In the listing below, identify each line with the word "challenging" and return those lines.

* [DATA PROVIDED]:
********************
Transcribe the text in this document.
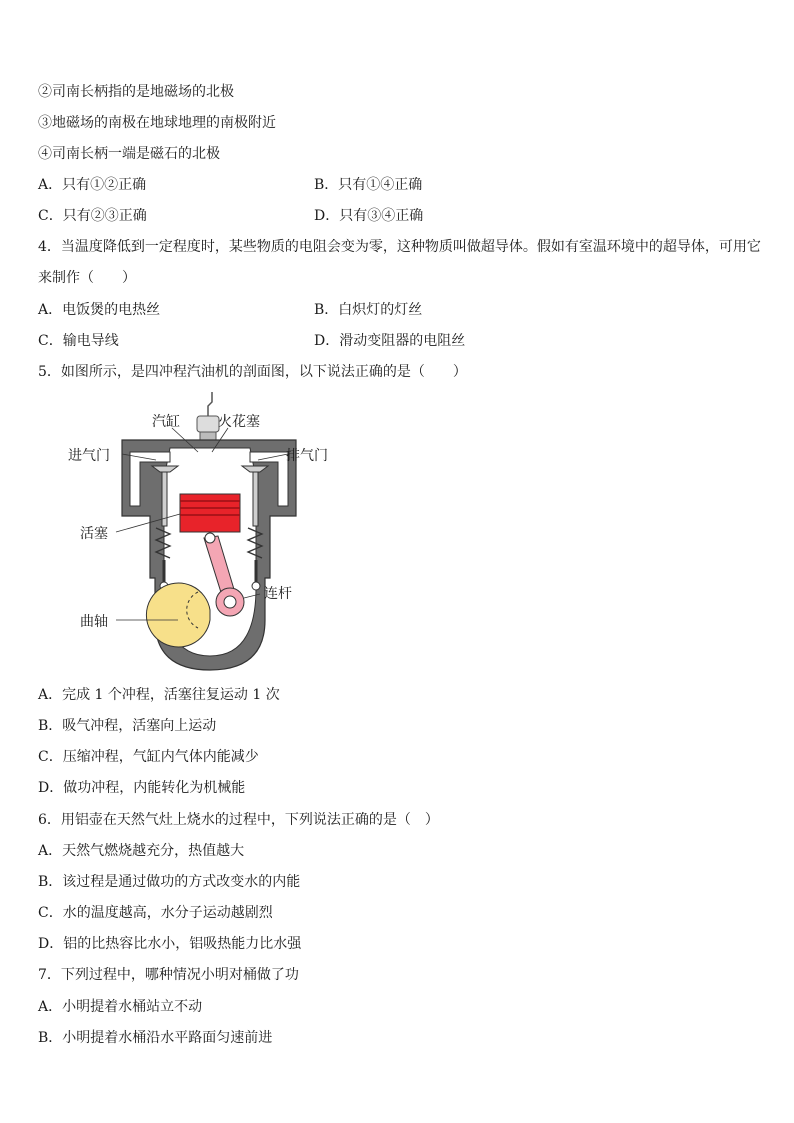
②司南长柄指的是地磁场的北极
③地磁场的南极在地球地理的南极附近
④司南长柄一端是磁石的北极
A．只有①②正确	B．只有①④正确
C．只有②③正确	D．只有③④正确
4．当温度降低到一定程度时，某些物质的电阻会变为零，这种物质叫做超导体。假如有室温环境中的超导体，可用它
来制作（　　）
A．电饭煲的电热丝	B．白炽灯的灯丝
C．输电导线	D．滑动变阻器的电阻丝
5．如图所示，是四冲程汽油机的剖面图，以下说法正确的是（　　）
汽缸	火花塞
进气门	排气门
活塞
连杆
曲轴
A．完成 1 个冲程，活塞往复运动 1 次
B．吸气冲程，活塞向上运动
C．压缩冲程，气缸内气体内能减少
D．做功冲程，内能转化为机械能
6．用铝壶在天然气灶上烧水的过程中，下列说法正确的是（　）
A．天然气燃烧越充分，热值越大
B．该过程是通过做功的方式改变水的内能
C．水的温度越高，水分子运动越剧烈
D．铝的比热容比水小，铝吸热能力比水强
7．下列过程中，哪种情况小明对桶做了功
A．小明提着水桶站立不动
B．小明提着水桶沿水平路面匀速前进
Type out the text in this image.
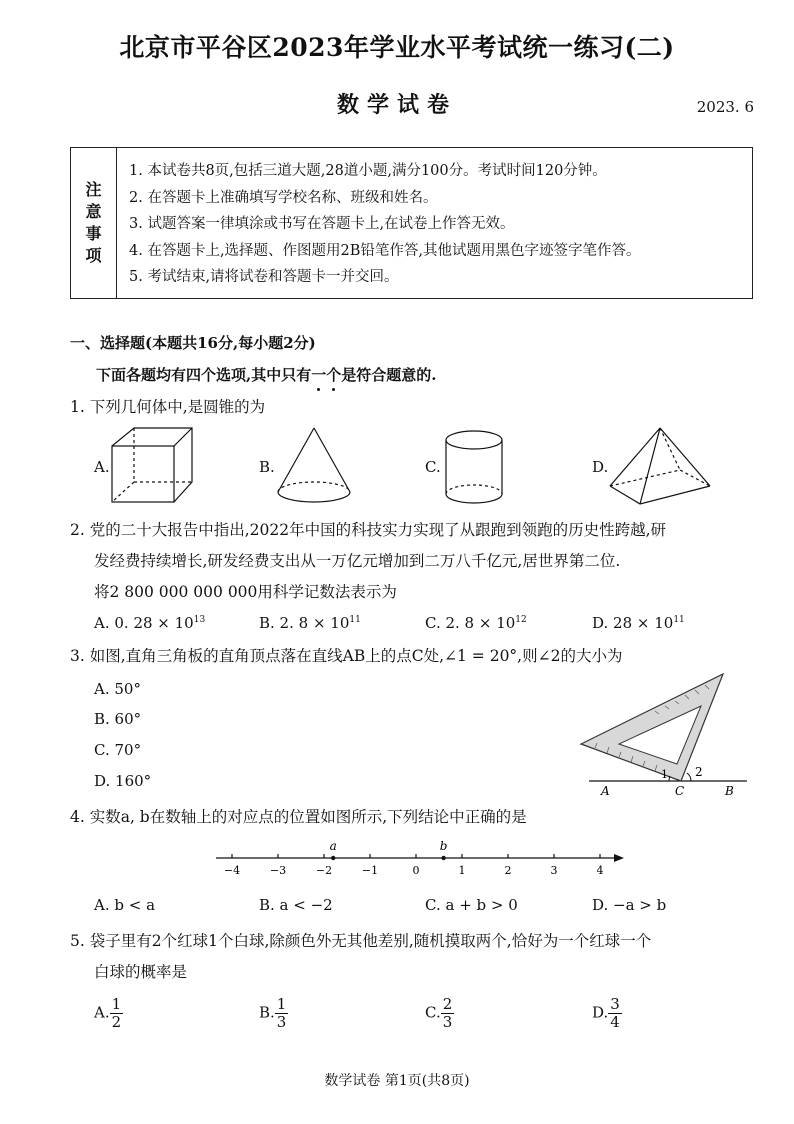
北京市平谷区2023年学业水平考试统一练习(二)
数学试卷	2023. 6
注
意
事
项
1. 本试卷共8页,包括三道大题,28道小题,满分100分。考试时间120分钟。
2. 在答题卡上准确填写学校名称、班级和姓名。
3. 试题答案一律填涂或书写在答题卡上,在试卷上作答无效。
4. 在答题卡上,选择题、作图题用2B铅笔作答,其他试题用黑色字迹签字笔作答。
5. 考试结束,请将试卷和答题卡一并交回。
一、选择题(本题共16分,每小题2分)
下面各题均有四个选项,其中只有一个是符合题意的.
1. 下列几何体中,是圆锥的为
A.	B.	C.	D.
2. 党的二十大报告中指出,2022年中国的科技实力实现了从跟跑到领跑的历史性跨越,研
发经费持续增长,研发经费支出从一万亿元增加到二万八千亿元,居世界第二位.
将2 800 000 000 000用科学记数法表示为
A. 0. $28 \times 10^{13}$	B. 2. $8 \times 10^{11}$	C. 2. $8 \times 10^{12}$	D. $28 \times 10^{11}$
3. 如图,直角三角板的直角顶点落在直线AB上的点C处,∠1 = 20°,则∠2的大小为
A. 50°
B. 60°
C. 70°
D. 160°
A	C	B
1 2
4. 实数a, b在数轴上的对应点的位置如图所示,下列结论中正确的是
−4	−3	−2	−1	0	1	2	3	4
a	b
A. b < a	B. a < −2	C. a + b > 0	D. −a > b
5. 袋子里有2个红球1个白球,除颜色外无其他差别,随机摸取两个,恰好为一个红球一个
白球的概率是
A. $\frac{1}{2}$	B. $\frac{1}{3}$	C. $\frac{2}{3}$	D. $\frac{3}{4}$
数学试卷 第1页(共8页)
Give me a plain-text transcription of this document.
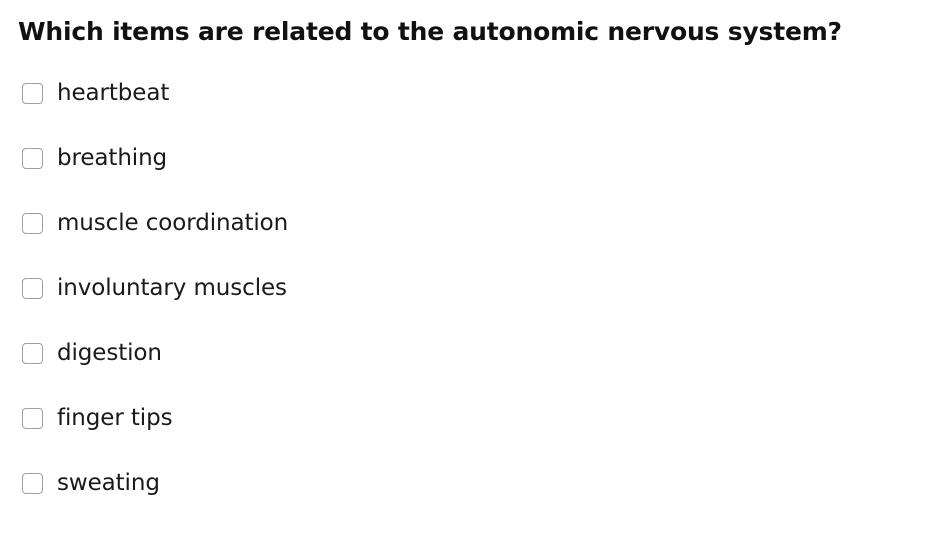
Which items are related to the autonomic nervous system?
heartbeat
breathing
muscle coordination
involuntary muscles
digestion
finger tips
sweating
********************
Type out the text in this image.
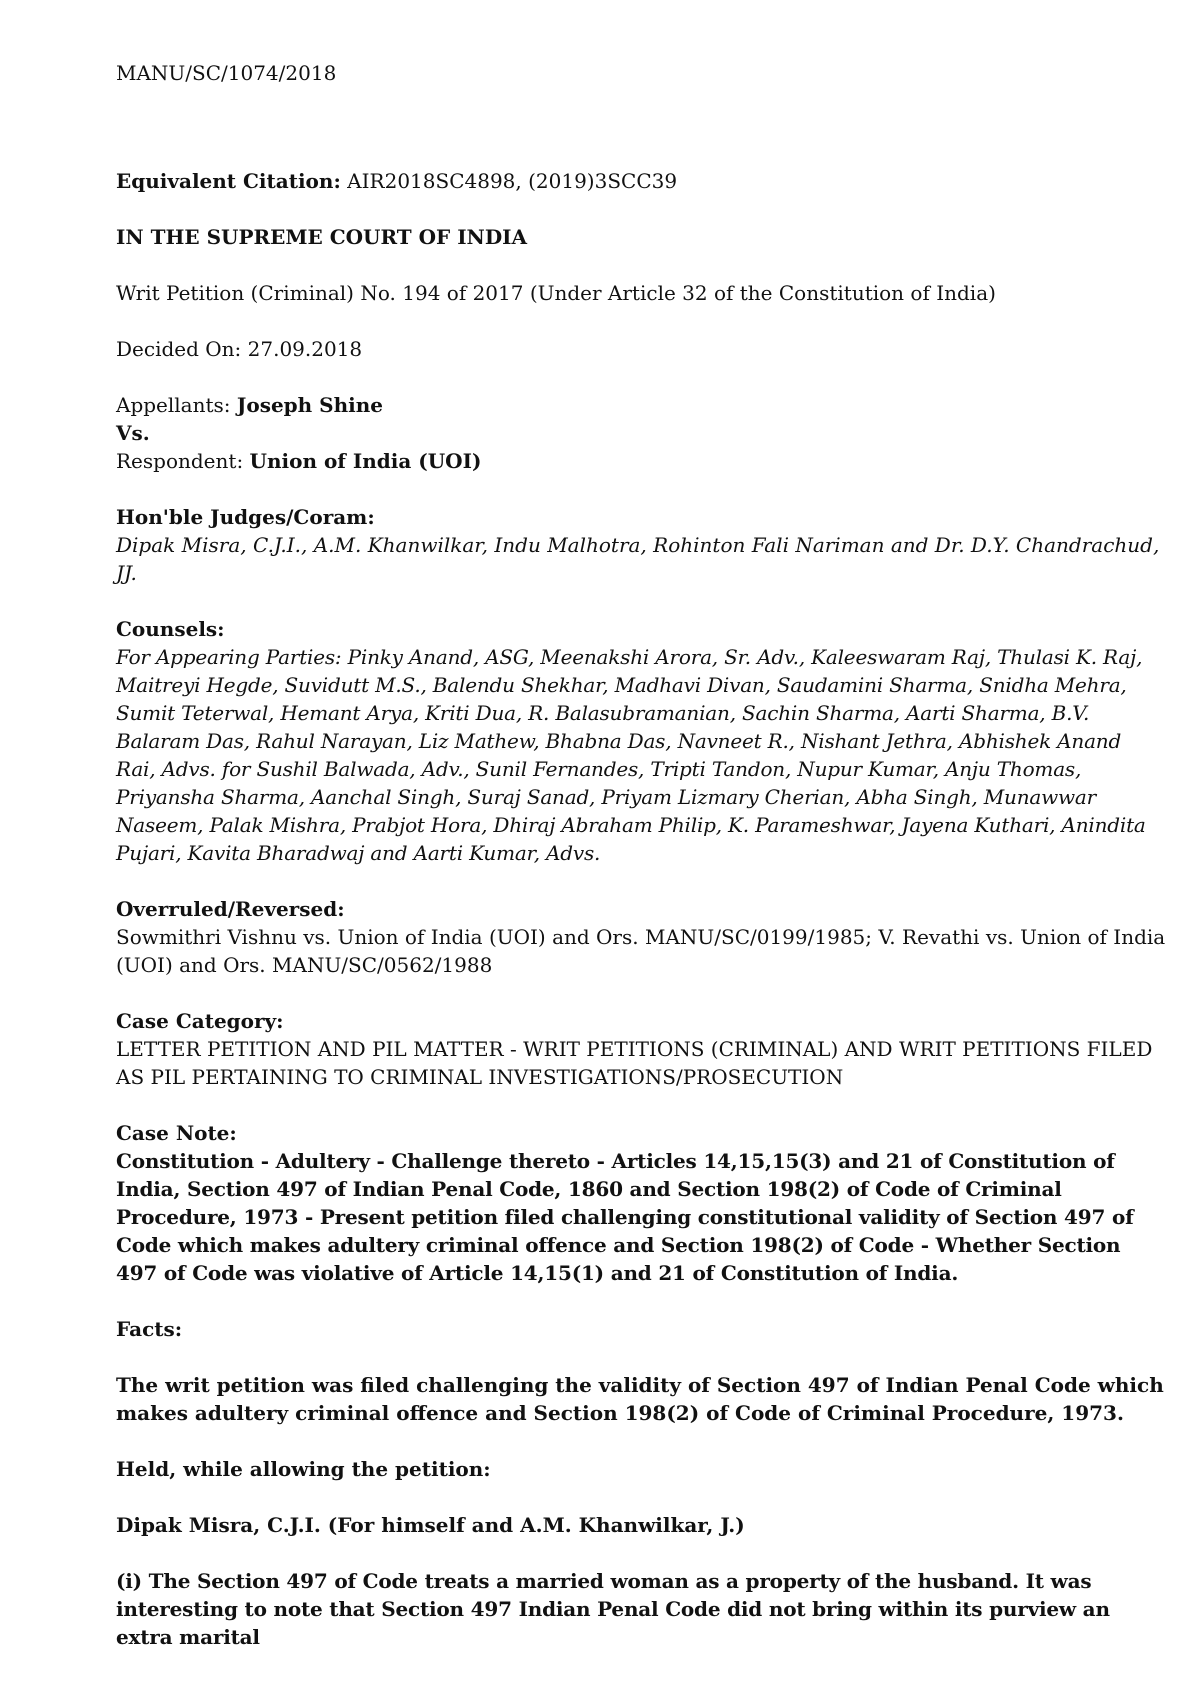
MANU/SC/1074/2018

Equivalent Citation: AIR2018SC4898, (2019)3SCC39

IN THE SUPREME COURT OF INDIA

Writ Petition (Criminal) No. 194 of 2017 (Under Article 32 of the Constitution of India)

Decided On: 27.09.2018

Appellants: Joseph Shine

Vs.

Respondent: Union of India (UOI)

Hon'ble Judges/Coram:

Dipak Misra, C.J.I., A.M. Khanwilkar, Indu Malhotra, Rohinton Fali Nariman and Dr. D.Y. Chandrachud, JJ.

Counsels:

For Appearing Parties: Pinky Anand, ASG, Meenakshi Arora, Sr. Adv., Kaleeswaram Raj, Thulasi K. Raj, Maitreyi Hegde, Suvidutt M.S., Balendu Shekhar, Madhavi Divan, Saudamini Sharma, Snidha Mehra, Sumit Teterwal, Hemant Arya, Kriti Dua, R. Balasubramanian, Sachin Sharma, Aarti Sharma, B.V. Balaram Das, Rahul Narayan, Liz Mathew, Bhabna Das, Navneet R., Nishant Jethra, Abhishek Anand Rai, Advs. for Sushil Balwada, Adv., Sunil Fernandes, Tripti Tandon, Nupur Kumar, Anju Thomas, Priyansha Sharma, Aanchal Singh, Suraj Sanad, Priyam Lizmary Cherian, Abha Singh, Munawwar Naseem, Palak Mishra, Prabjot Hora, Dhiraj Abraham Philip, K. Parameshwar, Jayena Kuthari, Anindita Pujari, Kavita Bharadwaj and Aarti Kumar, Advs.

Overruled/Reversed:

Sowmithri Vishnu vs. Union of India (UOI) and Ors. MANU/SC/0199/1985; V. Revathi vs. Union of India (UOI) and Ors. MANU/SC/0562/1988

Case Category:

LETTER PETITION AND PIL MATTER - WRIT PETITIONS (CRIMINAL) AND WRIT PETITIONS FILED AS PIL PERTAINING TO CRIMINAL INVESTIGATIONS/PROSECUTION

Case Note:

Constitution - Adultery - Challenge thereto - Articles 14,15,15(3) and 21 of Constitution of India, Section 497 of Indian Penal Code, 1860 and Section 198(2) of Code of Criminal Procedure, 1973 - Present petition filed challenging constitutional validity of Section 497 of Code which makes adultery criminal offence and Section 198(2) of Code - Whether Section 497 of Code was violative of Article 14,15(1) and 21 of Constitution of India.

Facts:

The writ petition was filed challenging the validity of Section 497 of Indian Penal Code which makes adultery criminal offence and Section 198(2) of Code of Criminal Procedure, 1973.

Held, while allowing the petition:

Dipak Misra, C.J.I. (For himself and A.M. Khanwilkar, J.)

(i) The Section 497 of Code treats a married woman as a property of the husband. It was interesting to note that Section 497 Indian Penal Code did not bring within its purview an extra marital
********************
* [TASK RESPONSE]:
Constitution - Adultery - Challenge thereto - Articles 14,15,15(3) and 21 of Constitution of India, Section 497 of Indian Penal Code, 1860 and Section 198(2) of Code of Criminal Procedure, 1973 - Present petition filed challenging constitutional validity of Section 497 of Code which makes adultery criminal offence and Section 198(2) of Code - Whether Section 497 of Code was violative of Article 14,15(1) and 21 of Constitution of India.
The writ petition was filed challenging the validity of Section 497 of Indian Penal Code which makes adultery criminal offence and Section 198(2) of Code of Criminal Procedure, 1973.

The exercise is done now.